Dataset records on visual material
=-=-=

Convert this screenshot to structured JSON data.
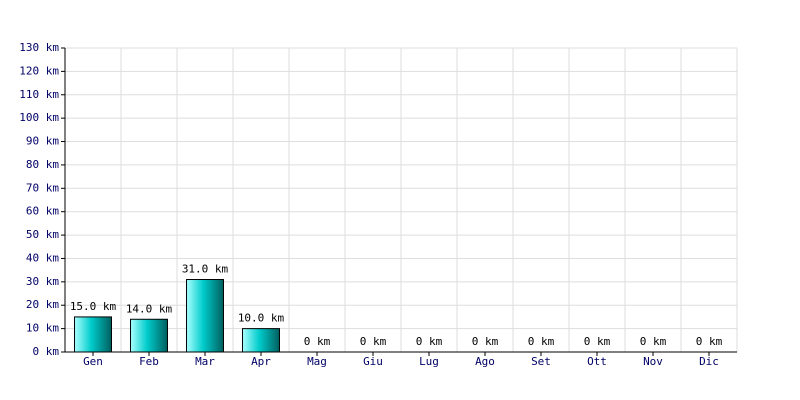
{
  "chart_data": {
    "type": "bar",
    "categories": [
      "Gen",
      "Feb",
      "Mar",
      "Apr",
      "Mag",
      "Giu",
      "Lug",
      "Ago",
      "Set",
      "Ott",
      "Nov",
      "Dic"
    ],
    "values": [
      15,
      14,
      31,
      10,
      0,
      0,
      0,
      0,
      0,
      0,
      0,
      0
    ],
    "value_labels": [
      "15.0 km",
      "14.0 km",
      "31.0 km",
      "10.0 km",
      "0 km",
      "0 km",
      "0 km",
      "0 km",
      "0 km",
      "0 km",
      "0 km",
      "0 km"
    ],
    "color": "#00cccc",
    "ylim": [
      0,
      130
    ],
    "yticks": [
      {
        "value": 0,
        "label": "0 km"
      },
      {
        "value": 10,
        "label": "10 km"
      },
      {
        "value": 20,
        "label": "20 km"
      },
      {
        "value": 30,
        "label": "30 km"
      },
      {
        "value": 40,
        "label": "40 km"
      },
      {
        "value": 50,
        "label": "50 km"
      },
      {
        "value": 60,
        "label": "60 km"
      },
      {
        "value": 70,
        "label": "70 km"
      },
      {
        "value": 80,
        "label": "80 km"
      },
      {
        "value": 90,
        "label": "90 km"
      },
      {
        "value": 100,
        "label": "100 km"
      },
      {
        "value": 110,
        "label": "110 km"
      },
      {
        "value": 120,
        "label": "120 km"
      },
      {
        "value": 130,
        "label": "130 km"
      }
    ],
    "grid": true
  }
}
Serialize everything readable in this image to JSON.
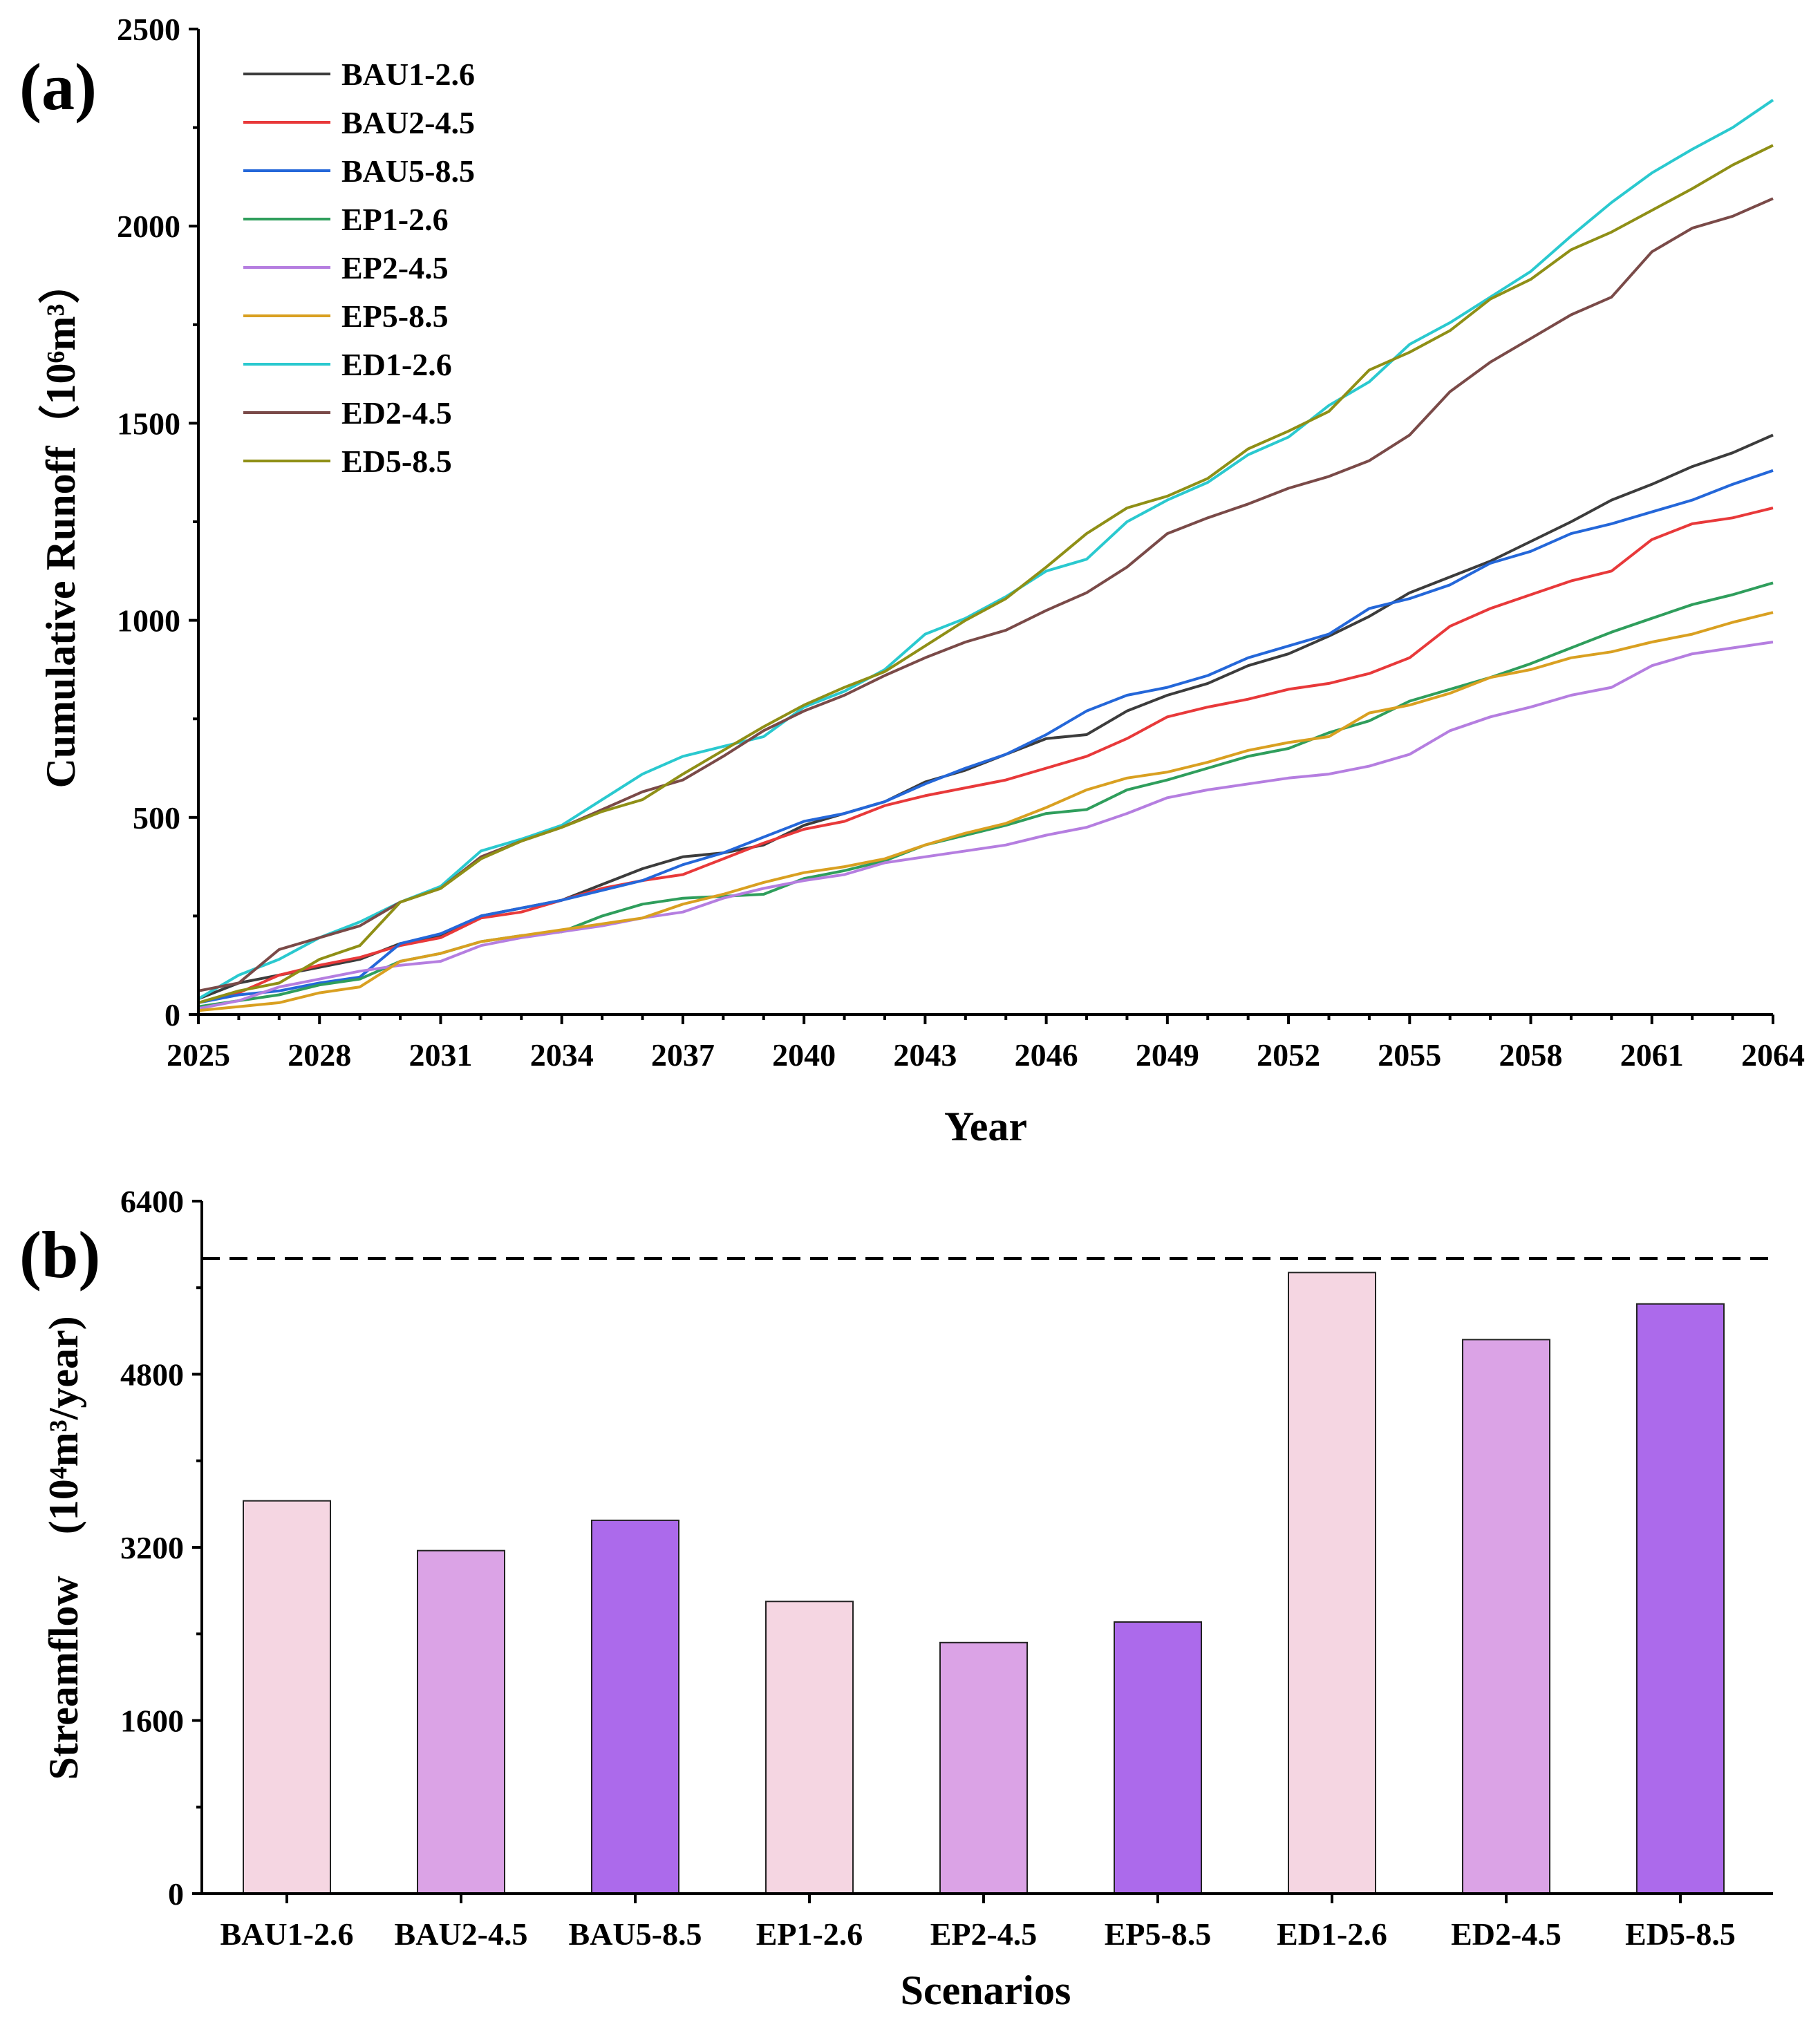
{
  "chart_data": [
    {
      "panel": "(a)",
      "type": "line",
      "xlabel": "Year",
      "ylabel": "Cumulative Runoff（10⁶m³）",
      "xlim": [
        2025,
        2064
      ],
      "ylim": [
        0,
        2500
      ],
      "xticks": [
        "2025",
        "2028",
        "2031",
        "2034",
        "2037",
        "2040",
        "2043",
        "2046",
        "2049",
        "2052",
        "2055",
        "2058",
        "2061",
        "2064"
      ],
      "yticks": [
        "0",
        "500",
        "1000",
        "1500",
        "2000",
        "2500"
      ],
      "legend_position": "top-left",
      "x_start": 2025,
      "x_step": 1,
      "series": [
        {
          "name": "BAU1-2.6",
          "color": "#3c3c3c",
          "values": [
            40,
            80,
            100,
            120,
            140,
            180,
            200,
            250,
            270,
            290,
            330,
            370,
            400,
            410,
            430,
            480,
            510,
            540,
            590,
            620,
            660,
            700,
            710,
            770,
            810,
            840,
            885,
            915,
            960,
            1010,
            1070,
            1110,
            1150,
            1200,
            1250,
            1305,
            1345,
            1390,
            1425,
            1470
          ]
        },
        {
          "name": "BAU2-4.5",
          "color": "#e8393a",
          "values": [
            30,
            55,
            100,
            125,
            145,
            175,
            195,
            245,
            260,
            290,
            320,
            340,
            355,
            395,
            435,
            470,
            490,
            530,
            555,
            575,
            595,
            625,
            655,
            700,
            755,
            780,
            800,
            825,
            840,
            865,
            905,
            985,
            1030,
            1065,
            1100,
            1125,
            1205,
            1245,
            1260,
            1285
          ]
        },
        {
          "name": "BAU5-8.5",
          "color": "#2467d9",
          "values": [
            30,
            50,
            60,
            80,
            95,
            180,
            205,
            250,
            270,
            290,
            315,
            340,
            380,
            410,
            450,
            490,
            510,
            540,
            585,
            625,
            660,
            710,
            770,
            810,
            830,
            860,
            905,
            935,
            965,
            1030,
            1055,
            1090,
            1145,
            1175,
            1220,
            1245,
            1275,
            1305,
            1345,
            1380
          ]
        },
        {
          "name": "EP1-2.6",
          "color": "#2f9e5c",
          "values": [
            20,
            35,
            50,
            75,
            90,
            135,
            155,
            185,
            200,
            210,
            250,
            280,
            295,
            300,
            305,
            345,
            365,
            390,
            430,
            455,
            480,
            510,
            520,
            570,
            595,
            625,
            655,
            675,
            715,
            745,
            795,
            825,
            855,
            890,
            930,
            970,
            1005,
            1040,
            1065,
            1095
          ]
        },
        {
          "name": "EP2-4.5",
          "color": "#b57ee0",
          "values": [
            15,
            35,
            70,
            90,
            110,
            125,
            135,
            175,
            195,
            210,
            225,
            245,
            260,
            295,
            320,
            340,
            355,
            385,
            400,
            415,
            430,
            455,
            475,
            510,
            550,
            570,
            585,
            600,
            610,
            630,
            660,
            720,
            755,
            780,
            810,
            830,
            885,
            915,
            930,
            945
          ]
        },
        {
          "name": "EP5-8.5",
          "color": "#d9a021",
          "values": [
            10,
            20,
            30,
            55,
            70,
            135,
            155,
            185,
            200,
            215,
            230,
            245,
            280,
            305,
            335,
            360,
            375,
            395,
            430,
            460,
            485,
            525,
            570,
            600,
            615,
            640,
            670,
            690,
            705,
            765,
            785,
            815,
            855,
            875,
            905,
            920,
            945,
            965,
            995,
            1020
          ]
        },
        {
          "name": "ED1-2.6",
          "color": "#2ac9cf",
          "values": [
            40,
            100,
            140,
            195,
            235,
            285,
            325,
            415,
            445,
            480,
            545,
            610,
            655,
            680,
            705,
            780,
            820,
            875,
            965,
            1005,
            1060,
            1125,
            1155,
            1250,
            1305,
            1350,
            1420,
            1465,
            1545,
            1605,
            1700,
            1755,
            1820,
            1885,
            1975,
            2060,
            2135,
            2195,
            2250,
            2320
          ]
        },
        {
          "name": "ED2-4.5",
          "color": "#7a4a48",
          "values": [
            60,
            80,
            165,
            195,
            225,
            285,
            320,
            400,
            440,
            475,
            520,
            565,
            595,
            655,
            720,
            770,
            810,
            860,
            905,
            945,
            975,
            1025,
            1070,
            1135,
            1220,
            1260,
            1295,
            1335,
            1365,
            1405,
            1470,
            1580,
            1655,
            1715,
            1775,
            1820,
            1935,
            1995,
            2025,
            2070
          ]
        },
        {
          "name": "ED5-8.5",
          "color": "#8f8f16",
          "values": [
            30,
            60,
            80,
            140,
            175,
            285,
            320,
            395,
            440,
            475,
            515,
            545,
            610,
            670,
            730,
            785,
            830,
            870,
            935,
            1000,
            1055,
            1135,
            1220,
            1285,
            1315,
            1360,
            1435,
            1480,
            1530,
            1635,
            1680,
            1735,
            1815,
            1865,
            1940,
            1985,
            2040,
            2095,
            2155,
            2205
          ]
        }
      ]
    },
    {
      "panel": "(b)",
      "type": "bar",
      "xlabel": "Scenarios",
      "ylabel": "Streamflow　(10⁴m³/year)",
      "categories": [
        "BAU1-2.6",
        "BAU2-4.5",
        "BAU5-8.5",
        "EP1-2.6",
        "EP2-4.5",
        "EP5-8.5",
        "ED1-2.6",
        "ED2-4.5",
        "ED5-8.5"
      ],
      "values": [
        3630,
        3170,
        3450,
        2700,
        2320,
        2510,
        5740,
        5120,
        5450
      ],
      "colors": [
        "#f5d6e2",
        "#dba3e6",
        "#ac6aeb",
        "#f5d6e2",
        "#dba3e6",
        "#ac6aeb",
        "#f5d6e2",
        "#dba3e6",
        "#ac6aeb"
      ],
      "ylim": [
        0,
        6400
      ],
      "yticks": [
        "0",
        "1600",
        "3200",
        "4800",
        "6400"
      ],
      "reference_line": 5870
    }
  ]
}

=-=-=

● PROBLEM TO SOLVE: Omit the pictures and restate the rest of the records verbatim.

● WRITTEN RESPONSE:
Convert this screenshot to structured JSON data.
{
  "chart_data": {
    "type": "bar",
    "categories": [
      "Gen",
      "Feb",
      "Mar",
      "Apr",
      "Mag",
      "Giu",
      "Lug",
      "Ago",
      "Set",
      "Ott",
      "Nov",
      "Dic"
    ],
    "values": [
      15,
      14,
      31,
      10,
      0,
      0,
      0,
      0,
      0,
      0,
      0,
      0
    ],
    "value_labels": [
      "15.0 km",
      "14.0 km",
      "31.0 km",
      "10.0 km",
      "0 km",
      "0 km",
      "0 km",
      "0 km",
      "0 km",
      "0 km",
      "0 km",
      "0 km"
    ],
    "color": "#00cccc",
    "ylim": [
      0,
      130
    ],
    "yticks": [
      {
        "value": 0,
        "label": "0 km"
      },
      {
        "value": 10,
        "label": "10 km"
      },
      {
        "value": 20,
        "label": "20 km"
      },
      {
        "value": 30,
        "label": "30 km"
      },
      {
        "value": 40,
        "label": "40 km"
      },
      {
        "value": 50,
        "label": "50 km"
      },
      {
        "value": 60,
        "label": "60 km"
      },
      {
        "value": 70,
        "label": "70 km"
      },
      {
        "value": 80,
        "label": "80 km"
      },
      {
        "value": 90,
        "label": "90 km"
      },
      {
        "value": 100,
        "label": "100 km"
      },
      {
        "value": 110,
        "label": "110 km"
      },
      {
        "value": 120,
        "label": "120 km"
      },
      {
        "value": 130,
        "label": "130 km"
      }
    ],
    "grid": true
  }
}
Serialize everything readable in this image to JSON.
{
  "chart_data": [
    {
      "panel": "(a)",
      "type": "line",
      "xlabel": "Year",
      "ylabel": "Cumulative Runoff（10⁶m³）",
      "xlim": [
        2025,
        2064
      ],
      "ylim": [
        0,
        2500
      ],
      "xticks": [
        "2025",
        "2028",
        "2031",
        "2034",
        "2037",
        "2040",
        "2043",
        "2046",
        "2049",
        "2052",
        "2055",
        "2058",
        "2061",
        "2064"
      ],
      "yticks": [
        "0",
        "500",
        "1000",
        "1500",
        "2000",
        "2500"
      ],
      "legend_position": "top-left",
      "x_start": 2025,
      "x_step": 1,
      "series": [
        {
          "name": "BAU1-2.6",
          "color": "#3c3c3c",
          "values": [
            40,
            80,
            100,
            120,
            140,
            180,
            200,
            250,
            270,
            290,
            330,
            370,
            400,
            410,
            430,
            480,
            510,
            540,
            590,
            620,
            660,
            700,
            710,
            770,
            810,
            840,
            885,
            915,
            960,
            1010,
            1070,
            1110,
            1150,
            1200,
            1250,
            1305,
            1345,
            1390,
            1425,
            1470
          ]
        },
        {
          "name": "BAU2-4.5",
          "color": "#e8393a",
          "values": [
            30,
            55,
            100,
            125,
            145,
            175,
            195,
            245,
            260,
            290,
            320,
            340,
            355,
            395,
            435,
            470,
            490,
            530,
            555,
            575,
            595,
            625,
            655,
            700,
            755,
            780,
            800,
            825,
            840,
            865,
            905,
            985,
            1030,
            1065,
            1100,
            1125,
            1205,
            1245,
            1260,
            1285
          ]
        },
        {
          "name": "BAU5-8.5",
          "color": "#2467d9",
          "values": [
            30,
            50,
            60,
            80,
            95,
            180,
            205,
            250,
            270,
            290,
            315,
            340,
            380,
            410,
            450,
            490,
            510,
            540,
            585,
            625,
            660,
            710,
            770,
            810,
            830,
            860,
            905,
            935,
            965,
            1030,
            1055,
            1090,
            1145,
            1175,
            1220,
            1245,
            1275,
            1305,
            1345,
            1380
          ]
        },
        {
          "name": "EP1-2.6",
          "color": "#2f9e5c",
          "values": [
            20,
            35,
            50,
            75,
            90,
            135,
            155,
            185,
            200,
            210,
            250,
            280,
            295,
            300,
            305,
            345,
            365,
            390,
            430,
            455,
            480,
            510,
            520,
            570,
            595,
            625,
            655,
            675,
            715,
            745,
            795,
            825,
            855,
            890,
            930,
            970,
            1005,
            1040,
            1065,
            1095
          ]
        },
        {
          "name": "EP2-4.5",
          "color": "#b57ee0",
          "values": [
            15,
            35,
            70,
            90,
            110,
            125,
            135,
            175,
            195,
            210,
            225,
            245,
            260,
            295,
            320,
            340,
            355,
            385,
            400,
            415,
            430,
            455,
            475,
            510,
            550,
            570,
            585,
            600,
            610,
            630,
            660,
            720,
            755,
            780,
            810,
            830,
            885,
            915,
            930,
            945
          ]
        },
        {
          "name": "EP5-8.5",
          "color": "#d9a021",
          "values": [
            10,
            20,
            30,
            55,
            70,
            135,
            155,
            185,
            200,
            215,
            230,
            245,
            280,
            305,
            335,
            360,
            375,
            395,
            430,
            460,
            485,
            525,
            570,
            600,
            615,
            640,
            670,
            690,
            705,
            765,
            785,
            815,
            855,
            875,
            905,
            920,
            945,
            965,
            995,
            1020
          ]
        },
        {
          "name": "ED1-2.6",
          "color": "#2ac9cf",
          "values": [
            40,
            100,
            140,
            195,
            235,
            285,
            325,
            415,
            445,
            480,
            545,
            610,
            655,
            680,
            705,
            780,
            820,
            875,
            965,
            1005,
            1060,
            1125,
            1155,
            1250,
            1305,
            1350,
            1420,
            1465,
            1545,
            1605,
            1700,
            1755,
            1820,
            1885,
            1975,
            2060,
            2135,
            2195,
            2250,
            2320
          ]
        },
        {
          "name": "ED2-4.5",
          "color": "#7a4a48",
          "values": [
            60,
            80,
            165,
            195,
            225,
            285,
            320,
            400,
            440,
            475,
            520,
            565,
            595,
            655,
            720,
            770,
            810,
            860,
            905,
            945,
            975,
            1025,
            1070,
            1135,
            1220,
            1260,
            1295,
            1335,
            1365,
            1405,
            1470,
            1580,
            1655,
            1715,
            1775,
            1820,
            1935,
            1995,
            2025,
            2070
          ]
        },
        {
          "name": "ED5-8.5",
          "color": "#8f8f16",
          "values": [
            30,
            60,
            80,
            140,
            175,
            285,
            320,
            395,
            440,
            475,
            515,
            545,
            610,
            670,
            730,
            785,
            830,
            870,
            935,
            1000,
            1055,
            1135,
            1220,
            1285,
            1315,
            1360,
            1435,
            1480,
            1530,
            1635,
            1680,
            1735,
            1815,
            1865,
            1940,
            1985,
            2040,
            2095,
            2155,
            2205
          ]
        }
      ]
    },
    {
      "panel": "(b)",
      "type": "bar",
      "xlabel": "Scenarios",
      "ylabel": "Streamflow　(10⁴m³/year)",
      "categories": [
        "BAU1-2.6",
        "BAU2-4.5",
        "BAU5-8.5",
        "EP1-2.6",
        "EP2-4.5",
        "EP5-8.5",
        "ED1-2.6",
        "ED2-4.5",
        "ED5-8.5"
      ],
      "values": [
        3630,
        3170,
        3450,
        2700,
        2320,
        2510,
        5740,
        5120,
        5450
      ],
      "colors": [
        "#f5d6e2",
        "#dba3e6",
        "#ac6aeb",
        "#f5d6e2",
        "#dba3e6",
        "#ac6aeb",
        "#f5d6e2",
        "#dba3e6",
        "#ac6aeb"
      ],
      "ylim": [
        0,
        6400
      ],
      "yticks": [
        "0",
        "1600",
        "3200",
        "4800",
        "6400"
      ],
      "reference_line": 5870
    }
  ]
}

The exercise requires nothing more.